#### JOB
Search the records for "this". Copy every line where it appears.

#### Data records

========

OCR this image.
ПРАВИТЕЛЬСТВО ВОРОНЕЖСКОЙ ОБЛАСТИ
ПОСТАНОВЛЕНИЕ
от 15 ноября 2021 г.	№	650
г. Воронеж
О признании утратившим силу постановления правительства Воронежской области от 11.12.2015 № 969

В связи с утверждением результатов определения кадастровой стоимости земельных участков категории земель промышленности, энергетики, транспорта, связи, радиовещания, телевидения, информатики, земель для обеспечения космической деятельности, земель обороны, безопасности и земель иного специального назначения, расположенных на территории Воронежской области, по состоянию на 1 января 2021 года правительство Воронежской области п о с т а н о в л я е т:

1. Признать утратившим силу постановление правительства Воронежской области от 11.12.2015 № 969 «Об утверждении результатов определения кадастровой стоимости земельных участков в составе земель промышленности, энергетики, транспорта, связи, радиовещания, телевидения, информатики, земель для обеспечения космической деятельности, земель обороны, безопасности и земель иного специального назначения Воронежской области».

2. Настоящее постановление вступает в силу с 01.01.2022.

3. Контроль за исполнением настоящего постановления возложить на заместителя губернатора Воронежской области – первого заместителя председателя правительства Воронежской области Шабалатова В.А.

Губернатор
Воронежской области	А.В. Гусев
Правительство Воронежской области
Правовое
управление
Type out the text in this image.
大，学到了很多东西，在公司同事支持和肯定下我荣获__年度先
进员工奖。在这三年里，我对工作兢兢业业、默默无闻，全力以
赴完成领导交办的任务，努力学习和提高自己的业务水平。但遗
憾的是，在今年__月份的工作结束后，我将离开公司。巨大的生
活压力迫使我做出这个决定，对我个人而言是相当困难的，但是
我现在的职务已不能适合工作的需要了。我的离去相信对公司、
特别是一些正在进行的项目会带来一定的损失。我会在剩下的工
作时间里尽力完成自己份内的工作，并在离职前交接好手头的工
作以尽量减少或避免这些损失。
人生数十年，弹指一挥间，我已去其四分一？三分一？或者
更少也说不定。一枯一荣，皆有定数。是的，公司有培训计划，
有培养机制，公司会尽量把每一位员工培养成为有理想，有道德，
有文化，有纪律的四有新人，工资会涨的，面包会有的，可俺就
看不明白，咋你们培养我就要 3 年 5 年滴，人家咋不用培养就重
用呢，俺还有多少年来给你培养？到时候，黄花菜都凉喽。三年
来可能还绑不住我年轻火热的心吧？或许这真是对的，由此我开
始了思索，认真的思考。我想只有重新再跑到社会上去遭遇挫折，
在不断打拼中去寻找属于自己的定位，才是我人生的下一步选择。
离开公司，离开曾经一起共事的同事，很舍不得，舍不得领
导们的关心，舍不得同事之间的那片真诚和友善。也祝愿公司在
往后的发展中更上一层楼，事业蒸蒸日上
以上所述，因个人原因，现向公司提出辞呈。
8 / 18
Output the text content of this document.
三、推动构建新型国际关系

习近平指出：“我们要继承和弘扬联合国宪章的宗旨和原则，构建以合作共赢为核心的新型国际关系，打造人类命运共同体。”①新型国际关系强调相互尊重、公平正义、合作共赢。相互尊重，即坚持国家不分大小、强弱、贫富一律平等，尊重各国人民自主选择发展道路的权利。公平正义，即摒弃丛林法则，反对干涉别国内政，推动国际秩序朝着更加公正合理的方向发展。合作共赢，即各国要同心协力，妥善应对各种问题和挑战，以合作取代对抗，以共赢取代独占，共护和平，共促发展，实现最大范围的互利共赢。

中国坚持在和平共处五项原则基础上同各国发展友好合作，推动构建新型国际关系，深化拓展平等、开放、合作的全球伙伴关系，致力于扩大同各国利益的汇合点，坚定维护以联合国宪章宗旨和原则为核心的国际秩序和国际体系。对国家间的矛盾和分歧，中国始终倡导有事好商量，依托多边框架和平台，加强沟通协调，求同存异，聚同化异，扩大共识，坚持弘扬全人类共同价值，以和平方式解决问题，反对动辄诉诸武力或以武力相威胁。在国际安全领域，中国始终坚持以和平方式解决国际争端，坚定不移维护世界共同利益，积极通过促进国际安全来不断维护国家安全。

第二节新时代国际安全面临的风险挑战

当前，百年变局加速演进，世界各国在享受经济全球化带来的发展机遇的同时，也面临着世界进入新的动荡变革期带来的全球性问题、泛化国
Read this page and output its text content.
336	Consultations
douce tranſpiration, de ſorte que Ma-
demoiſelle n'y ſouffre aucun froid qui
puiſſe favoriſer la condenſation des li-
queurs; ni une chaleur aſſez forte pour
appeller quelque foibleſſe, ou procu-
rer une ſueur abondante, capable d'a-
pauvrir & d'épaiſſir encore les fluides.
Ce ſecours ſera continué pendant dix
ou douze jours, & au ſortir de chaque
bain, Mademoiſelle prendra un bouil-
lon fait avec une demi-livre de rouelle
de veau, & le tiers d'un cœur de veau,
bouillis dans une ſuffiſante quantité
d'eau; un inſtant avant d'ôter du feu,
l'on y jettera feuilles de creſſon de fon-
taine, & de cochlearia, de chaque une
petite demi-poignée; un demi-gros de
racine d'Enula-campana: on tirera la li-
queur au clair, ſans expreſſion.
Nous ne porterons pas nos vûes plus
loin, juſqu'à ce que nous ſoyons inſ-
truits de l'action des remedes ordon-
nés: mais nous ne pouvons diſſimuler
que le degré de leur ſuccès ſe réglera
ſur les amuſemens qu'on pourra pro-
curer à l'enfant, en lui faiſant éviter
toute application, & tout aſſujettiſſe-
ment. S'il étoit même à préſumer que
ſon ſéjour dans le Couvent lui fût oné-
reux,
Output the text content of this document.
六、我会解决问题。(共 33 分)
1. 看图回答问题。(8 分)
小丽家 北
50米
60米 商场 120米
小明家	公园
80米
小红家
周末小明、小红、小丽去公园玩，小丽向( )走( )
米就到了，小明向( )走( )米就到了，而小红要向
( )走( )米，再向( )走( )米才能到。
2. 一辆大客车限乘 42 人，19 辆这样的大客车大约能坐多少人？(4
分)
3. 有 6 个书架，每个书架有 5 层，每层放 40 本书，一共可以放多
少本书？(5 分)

========

#### THE SOLUTION
OCR this image.
Type out the text in this image.
Output the text content of this document.
Read this page and output its text content.
Output the text content of this document.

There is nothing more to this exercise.